WHAT IS EXPECTED = Here are some records; return them all exactly.

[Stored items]
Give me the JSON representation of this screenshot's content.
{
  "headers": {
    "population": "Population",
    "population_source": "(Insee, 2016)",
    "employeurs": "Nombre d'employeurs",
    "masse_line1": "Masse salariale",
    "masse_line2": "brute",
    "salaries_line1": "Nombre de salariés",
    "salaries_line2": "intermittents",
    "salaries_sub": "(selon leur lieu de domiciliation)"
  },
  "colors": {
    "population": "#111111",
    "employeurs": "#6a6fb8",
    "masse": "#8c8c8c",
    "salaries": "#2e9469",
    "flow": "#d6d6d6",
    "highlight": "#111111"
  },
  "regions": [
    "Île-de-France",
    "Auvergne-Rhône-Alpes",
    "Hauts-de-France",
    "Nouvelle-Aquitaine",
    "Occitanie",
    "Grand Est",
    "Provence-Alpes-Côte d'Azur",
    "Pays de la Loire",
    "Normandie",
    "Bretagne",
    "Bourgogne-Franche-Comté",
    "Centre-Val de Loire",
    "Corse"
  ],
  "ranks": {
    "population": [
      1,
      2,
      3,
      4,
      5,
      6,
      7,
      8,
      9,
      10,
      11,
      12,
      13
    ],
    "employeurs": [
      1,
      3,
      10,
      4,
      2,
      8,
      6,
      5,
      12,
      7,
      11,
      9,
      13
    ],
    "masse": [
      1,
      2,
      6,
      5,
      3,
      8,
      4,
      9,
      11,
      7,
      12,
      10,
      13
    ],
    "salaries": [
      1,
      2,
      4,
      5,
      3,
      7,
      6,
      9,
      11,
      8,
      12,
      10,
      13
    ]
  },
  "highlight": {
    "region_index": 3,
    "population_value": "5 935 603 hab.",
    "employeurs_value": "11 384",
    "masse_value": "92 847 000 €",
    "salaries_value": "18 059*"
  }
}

SOLUTION TO THE PROBLEM =
Give me the JSON representation of this screenshot's content.
{
  "headers": {
    "population": "Population",
    "population_source": "(Insee, 2016)",
    "employeurs": "Nombre d'employeurs",
    "masse_line1": "Masse salariale",
    "masse_line2": "brute",
    "salaries_line1": "Nombre de salariés",
    "salaries_line2": "intermittents",
    "salaries_sub": "(selon leur lieu de domiciliation)"
  },
  "colors": {
    "population": "#111111",
    "employeurs": "#6a6fb8",
    "masse": "#8c8c8c",
    "salaries": "#2e9469",
    "flow": "#d6d6d6",
    "highlight": "#111111"
  },
  "regions": [
    "Île-de-France",
    "Auvergne-Rhône-Alpes",
    "Hauts-de-France",
    "Nouvelle-Aquitaine",
    "Occitanie",
    "Grand Est",
    "Provence-Alpes-Côte d'Azur",
    "Pays de la Loire",
    "Normandie",
    "Bretagne",
    "Bourgogne-Franche-Comté",
    "Centre-Val de Loire",
    "Corse"
  ],
  "ranks": {
    "population": [
      1,
      2,
      3,
      4,
      5,
      6,
      7,
      8,
      9,
      10,
      11,
      12,
      13
    ],
    "employeurs": [
      1,
      3,
      10,
      4,
      2,
      8,
      6,
      5,
      12,
      7,
      11,
      9,
      13
    ],
    "masse": [
      1,
      2,
      6,
      5,
      3,
      8,
      4,
      9,
      11,
      7,
      12,
      10,
      13
    ],
    "salaries": [
      1,
      2,
      4,
      5,
      3,
      7,
      6,
      9,
      11,
      8,
      12,
      10,
      13
    ]
  },
  "highlight": {
    "region_index": 3,
    "population_value": "5 935 603 hab.",
    "employeurs_value": "11 384",
    "masse_value": "92 847 000 €",
    "salaries_value": "18 059*"
  }
}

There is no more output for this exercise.